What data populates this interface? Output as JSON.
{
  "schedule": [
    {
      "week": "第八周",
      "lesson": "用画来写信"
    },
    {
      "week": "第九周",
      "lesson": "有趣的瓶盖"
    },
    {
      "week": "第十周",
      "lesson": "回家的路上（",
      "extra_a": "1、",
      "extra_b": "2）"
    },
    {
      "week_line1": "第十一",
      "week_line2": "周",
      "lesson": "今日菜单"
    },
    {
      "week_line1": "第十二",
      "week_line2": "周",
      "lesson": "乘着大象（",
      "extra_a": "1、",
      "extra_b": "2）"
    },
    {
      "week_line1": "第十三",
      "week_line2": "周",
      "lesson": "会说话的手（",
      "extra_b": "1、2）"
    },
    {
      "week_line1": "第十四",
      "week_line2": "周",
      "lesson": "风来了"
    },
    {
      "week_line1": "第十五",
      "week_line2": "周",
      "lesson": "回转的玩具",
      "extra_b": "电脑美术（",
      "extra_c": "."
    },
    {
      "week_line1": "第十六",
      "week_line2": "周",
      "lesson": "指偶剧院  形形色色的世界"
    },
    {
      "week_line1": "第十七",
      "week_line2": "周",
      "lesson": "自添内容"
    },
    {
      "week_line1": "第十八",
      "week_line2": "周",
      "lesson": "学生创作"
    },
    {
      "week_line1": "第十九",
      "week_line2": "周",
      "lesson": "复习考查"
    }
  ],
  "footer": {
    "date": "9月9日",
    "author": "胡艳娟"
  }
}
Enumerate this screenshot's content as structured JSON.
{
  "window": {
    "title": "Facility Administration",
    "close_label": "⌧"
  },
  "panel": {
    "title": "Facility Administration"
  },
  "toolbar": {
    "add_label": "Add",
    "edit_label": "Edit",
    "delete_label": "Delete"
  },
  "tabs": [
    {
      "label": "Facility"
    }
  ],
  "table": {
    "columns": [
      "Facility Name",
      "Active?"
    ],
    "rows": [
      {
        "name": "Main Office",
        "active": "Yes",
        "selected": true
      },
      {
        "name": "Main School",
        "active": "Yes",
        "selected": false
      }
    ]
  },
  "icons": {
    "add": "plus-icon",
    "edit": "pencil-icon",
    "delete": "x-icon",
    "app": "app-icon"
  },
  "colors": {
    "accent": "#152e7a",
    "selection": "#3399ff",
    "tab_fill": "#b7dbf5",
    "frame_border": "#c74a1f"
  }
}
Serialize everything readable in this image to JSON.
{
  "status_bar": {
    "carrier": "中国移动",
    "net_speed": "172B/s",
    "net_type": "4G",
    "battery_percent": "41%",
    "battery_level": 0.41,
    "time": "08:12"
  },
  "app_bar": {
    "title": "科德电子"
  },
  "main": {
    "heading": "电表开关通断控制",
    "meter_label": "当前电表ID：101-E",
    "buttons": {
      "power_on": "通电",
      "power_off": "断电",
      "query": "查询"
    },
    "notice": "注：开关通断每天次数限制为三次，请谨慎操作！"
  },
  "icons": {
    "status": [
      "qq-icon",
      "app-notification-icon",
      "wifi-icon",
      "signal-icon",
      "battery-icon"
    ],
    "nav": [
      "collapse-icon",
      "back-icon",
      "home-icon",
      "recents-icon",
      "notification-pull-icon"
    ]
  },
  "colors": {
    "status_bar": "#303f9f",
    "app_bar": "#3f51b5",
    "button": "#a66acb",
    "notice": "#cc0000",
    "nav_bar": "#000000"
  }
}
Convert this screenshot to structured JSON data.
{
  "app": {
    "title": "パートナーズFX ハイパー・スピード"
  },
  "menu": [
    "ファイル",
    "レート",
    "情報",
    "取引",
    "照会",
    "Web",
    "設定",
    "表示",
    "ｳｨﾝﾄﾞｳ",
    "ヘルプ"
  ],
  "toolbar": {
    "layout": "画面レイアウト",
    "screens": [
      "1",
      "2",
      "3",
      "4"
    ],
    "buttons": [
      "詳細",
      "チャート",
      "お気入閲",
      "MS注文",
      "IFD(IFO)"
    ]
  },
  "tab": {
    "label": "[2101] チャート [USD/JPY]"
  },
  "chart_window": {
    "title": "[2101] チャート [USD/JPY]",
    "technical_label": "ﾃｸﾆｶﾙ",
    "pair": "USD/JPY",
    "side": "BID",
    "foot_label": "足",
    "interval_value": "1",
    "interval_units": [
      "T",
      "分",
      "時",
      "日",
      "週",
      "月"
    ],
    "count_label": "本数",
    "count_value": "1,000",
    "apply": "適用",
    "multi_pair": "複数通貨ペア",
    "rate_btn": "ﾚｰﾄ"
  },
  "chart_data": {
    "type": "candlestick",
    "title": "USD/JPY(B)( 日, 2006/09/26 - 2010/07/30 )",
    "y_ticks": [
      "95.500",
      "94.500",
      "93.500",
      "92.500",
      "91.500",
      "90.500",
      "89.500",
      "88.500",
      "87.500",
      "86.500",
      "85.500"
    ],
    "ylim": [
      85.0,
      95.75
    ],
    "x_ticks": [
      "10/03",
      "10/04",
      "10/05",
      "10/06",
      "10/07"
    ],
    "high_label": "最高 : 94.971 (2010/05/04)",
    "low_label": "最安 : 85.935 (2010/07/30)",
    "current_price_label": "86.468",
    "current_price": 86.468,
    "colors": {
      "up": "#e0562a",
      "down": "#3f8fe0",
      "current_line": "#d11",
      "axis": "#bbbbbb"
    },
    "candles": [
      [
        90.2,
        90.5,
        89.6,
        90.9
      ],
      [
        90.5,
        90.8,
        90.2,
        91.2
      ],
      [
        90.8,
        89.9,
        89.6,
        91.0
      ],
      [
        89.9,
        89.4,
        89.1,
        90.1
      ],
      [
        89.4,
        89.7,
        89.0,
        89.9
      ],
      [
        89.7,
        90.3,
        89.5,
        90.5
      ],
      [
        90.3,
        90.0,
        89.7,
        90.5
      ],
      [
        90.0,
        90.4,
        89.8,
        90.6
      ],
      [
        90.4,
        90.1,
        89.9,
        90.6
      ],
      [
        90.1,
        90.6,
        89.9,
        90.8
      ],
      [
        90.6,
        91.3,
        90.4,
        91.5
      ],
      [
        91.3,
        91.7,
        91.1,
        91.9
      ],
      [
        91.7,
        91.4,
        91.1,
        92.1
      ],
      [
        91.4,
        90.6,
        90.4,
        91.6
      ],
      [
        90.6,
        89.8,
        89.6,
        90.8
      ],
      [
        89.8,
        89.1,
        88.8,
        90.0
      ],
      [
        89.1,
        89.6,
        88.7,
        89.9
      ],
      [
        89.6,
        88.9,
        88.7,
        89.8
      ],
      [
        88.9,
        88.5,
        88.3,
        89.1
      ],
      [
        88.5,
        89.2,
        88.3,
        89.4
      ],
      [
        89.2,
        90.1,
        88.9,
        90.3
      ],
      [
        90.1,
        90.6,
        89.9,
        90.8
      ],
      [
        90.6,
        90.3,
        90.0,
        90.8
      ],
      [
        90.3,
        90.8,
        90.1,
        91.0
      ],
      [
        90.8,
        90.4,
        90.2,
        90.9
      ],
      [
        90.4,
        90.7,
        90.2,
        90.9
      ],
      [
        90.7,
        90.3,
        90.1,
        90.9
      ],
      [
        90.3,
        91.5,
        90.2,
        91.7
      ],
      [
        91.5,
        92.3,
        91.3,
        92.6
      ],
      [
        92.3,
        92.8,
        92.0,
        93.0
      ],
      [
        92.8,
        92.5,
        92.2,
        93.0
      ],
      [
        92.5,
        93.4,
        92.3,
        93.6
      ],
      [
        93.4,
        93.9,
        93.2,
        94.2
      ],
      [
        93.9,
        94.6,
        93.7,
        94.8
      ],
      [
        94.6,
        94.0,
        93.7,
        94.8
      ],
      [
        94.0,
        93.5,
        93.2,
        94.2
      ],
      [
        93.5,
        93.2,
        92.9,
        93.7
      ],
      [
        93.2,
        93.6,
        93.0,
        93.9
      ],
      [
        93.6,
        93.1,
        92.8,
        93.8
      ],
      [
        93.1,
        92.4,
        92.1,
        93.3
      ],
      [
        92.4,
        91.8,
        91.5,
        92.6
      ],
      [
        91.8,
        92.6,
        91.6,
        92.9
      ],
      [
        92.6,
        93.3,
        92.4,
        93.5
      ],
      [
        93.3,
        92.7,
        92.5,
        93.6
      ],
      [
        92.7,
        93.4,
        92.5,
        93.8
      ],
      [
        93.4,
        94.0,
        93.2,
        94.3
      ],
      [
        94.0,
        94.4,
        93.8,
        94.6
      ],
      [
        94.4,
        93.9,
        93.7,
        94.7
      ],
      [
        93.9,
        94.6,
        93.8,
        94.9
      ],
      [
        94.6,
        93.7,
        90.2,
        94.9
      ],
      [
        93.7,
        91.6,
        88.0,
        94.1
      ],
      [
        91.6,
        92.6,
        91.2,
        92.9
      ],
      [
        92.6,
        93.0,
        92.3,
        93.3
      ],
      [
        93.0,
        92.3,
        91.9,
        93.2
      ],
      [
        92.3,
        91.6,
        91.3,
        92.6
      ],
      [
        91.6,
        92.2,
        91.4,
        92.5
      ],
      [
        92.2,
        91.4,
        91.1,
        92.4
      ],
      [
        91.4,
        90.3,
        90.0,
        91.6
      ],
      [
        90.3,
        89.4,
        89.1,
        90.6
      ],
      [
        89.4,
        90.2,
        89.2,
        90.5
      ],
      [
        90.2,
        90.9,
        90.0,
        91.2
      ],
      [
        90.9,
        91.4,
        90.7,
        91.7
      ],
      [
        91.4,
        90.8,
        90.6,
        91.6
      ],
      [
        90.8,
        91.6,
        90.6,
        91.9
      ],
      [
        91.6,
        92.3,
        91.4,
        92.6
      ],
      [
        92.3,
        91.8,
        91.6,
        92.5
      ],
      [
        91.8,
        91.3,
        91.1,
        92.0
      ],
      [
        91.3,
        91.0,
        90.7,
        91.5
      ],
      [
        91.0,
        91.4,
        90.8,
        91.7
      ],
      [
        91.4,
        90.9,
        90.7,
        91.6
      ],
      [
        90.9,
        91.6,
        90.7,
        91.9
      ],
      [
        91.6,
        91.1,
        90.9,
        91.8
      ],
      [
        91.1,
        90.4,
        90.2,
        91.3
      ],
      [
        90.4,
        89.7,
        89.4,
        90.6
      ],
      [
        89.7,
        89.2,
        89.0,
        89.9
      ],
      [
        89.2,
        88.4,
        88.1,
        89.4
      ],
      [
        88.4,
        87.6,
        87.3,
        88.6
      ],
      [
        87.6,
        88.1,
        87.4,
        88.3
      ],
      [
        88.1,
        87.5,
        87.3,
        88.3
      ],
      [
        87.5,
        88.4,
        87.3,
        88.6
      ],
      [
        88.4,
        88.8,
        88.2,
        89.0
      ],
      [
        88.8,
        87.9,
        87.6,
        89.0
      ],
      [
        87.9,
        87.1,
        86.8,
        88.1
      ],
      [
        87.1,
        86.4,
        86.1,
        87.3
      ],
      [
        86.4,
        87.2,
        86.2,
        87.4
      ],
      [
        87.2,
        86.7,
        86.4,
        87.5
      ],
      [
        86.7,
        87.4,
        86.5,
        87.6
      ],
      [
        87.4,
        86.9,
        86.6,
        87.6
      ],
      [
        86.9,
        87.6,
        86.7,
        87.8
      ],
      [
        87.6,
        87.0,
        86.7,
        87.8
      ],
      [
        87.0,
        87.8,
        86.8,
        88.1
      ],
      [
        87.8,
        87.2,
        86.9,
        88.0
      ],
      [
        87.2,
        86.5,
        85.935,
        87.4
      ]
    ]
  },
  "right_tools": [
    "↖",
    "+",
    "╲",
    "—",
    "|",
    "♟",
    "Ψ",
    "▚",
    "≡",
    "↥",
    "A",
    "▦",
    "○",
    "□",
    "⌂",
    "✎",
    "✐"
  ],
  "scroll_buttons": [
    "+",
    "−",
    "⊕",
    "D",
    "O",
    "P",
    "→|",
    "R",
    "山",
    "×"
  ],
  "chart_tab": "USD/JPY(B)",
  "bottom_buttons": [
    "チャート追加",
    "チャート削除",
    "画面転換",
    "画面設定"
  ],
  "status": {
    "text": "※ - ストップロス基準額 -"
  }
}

- [Brief]:
Extract all lines from the data in which "this" is found.

- [Task result]:
What data populates this interface? Output as JSON.
Enumerate this screenshot's content as structured JSON.
Serialize everything readable in this image to JSON.
Convert this screenshot to structured JSON data.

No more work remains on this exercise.